**WHAT TO WORK ON:** Copy out all lines where "account" appears.
+--
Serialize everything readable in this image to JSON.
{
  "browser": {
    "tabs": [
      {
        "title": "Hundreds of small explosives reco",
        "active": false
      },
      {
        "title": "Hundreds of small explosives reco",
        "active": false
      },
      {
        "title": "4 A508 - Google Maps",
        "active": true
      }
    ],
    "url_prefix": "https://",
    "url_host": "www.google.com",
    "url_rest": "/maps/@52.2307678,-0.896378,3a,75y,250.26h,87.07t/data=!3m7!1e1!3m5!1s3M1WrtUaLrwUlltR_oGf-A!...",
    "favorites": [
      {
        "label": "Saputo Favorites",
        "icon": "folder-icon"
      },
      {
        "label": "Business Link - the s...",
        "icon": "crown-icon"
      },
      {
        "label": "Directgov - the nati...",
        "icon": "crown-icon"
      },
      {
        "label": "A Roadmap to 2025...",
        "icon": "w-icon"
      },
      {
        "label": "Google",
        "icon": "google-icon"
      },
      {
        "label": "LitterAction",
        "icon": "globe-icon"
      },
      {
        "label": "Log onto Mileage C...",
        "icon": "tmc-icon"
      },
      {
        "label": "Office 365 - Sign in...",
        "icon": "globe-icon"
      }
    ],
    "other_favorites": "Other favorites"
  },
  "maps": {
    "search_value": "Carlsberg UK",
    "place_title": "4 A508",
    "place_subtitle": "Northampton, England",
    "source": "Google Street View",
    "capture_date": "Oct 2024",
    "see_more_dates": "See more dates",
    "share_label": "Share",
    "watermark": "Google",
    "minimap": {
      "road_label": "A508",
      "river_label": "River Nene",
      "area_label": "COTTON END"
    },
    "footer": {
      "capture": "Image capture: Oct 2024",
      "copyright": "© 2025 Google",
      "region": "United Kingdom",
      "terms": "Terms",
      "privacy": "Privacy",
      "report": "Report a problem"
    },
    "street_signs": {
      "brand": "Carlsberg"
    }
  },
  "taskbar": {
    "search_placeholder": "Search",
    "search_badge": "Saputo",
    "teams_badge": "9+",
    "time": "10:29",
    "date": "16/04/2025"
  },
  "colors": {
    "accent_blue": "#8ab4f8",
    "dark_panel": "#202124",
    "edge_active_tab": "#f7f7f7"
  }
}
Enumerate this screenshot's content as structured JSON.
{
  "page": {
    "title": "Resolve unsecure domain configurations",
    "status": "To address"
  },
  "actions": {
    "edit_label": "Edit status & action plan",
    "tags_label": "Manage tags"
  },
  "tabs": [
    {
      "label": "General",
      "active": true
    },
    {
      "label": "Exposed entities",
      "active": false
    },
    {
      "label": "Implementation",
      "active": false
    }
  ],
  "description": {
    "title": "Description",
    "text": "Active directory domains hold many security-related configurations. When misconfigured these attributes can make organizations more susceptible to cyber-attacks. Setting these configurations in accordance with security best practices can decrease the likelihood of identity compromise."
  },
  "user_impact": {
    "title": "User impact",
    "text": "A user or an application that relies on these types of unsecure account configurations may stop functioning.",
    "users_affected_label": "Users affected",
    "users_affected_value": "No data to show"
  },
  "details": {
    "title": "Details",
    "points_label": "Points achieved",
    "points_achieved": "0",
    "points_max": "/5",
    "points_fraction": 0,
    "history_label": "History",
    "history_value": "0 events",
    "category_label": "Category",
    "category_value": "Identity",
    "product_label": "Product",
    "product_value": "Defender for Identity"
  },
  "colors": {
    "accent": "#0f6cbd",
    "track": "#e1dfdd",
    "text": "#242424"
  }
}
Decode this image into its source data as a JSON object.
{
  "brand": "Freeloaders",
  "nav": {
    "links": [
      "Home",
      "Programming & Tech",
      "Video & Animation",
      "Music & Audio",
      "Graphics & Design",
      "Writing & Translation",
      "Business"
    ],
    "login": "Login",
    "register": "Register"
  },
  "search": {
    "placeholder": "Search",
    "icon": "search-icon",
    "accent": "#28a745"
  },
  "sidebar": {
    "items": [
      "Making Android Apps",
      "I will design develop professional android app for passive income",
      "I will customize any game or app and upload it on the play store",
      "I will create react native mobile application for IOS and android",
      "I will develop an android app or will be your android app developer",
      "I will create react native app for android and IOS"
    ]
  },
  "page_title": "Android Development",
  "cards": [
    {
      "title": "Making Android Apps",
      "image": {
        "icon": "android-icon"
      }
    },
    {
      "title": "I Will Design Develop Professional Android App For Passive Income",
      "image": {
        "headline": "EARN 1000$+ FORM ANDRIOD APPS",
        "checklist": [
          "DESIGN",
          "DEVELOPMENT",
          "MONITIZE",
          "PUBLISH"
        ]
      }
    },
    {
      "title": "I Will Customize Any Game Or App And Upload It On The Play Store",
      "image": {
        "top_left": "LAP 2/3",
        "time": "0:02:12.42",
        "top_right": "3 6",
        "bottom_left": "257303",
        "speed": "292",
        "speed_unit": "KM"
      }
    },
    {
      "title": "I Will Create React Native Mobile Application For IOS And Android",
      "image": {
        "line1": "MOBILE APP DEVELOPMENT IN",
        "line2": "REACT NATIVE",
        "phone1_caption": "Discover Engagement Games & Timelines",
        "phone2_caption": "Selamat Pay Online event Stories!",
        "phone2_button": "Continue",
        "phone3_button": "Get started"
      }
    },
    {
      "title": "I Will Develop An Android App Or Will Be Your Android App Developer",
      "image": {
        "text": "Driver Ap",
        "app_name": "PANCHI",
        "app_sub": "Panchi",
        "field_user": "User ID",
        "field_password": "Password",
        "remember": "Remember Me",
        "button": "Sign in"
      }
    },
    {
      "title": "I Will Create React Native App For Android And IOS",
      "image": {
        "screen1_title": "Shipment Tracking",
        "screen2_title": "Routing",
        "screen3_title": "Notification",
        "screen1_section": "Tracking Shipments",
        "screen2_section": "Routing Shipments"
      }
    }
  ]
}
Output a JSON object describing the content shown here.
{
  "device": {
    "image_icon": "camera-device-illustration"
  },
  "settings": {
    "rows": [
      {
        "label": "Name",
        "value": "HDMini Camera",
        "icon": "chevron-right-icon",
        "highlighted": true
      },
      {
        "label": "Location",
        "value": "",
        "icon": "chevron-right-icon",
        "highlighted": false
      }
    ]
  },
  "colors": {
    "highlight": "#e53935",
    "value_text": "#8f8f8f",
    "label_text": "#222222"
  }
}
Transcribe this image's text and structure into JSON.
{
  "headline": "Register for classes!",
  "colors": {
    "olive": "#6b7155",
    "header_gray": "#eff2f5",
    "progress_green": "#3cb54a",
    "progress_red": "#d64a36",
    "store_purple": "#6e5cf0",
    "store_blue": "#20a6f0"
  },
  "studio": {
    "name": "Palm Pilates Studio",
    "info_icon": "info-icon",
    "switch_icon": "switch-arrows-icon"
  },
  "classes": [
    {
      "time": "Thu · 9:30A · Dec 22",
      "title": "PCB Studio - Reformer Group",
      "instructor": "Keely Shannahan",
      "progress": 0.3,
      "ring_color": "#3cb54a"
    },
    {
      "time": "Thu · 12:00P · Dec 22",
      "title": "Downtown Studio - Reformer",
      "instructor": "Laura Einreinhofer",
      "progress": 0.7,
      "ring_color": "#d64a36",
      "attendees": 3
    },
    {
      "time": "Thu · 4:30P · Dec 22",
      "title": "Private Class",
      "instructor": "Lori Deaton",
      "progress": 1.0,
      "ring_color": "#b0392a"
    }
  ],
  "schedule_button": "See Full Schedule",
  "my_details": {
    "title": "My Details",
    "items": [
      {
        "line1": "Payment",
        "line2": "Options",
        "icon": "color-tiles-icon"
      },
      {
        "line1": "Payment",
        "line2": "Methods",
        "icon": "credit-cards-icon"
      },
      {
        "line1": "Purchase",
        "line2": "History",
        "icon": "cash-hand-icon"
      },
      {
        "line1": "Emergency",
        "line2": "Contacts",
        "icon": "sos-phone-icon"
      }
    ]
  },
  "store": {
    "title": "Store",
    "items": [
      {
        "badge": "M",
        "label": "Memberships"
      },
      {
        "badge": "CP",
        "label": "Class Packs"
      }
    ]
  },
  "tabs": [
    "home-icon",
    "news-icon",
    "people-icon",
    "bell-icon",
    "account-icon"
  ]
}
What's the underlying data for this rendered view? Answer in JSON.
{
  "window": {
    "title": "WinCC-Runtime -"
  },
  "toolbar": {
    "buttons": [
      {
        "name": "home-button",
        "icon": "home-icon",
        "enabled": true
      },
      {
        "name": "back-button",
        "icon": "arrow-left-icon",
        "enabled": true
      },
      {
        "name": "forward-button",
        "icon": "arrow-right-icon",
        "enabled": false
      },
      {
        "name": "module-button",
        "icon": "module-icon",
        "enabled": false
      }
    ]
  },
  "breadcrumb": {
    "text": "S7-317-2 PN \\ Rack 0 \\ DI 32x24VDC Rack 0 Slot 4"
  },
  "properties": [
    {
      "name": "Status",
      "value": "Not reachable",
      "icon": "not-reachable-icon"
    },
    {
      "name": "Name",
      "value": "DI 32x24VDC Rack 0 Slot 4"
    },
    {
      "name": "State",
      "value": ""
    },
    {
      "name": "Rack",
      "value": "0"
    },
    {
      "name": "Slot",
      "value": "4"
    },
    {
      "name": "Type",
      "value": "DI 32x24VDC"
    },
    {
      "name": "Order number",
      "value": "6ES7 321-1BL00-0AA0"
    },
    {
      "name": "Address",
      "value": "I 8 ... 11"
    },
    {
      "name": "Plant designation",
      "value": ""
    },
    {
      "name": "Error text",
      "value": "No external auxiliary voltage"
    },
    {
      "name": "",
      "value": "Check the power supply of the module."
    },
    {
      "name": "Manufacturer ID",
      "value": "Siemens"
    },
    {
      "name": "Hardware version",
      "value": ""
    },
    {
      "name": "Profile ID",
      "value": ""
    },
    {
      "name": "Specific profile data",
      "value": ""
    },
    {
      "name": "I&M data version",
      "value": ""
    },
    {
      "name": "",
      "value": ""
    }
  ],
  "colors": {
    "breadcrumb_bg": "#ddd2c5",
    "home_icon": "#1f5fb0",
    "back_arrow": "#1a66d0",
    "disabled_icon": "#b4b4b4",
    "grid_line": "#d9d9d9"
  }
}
+--
**WRITTEN REPLY:**
    "text": "A user or an application that relies on these types of unsecure account configurations may stop functioning.",
    "account-icon"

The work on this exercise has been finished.